▶ _Task statement_: Set down the records once more, please, exactly and with the pictures left out.

▶ _Record excerpts_:

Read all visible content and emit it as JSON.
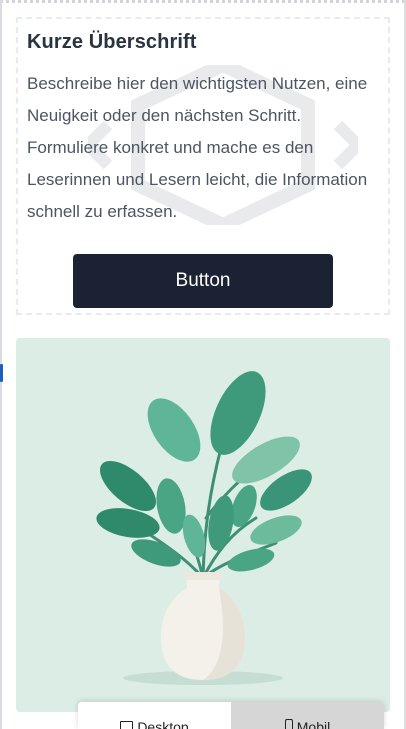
{
  "content": {
    "heading": "Kurze Überschrift",
    "body": "Beschreibe hier den wichtigsten Nutzen, eine Neuigkeit oder den nächsten Schritt. Formuliere konkret und mache es den Leserinnen und Lesern leicht, die Information schnell zu erfassen.",
    "button_label": "Button"
  },
  "image": {
    "icon": "plant-vase-illustration",
    "background_color": "#dcede6"
  },
  "view_toggle": {
    "desktop_label": "Desktop",
    "mobile_label": "Mobil",
    "active": "desktop",
    "desktop_icon": "monitor-icon",
    "mobile_icon": "phone-icon"
  },
  "colors": {
    "button_bg": "#1b2233",
    "heading": "#2a3340",
    "body_text": "#4b5563",
    "leaf": "#3f9a7c"
  }
}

▶ _Reply to the task_:
Read all visible content and emit it as JSON.
{
  "content": {
    "heading": "Kurze Überschrift",
    "body": "Beschreibe hier den wichtigsten Nutzen, eine Neuigkeit oder den nächsten Schritt. Formuliere konkret und mache es den Leserinnen und Lesern leicht, die Information schnell zu erfassen.",
    "button_label": "Button"
  },
  "image": {
    "icon": "plant-vase-illustration",
    "background_color": "#dcede6"
  },
  "view_toggle": {
    "desktop_label": "Desktop",
    "mobile_label": "Mobil",
    "active": "desktop",
    "desktop_icon": "monitor-icon",
    "mobile_icon": "phone-icon"
  },
  "colors": {
    "button_bg": "#1b2233",
    "heading": "#2a3340",
    "body_text": "#4b5563",
    "leaf": "#3f9a7c"
  }
}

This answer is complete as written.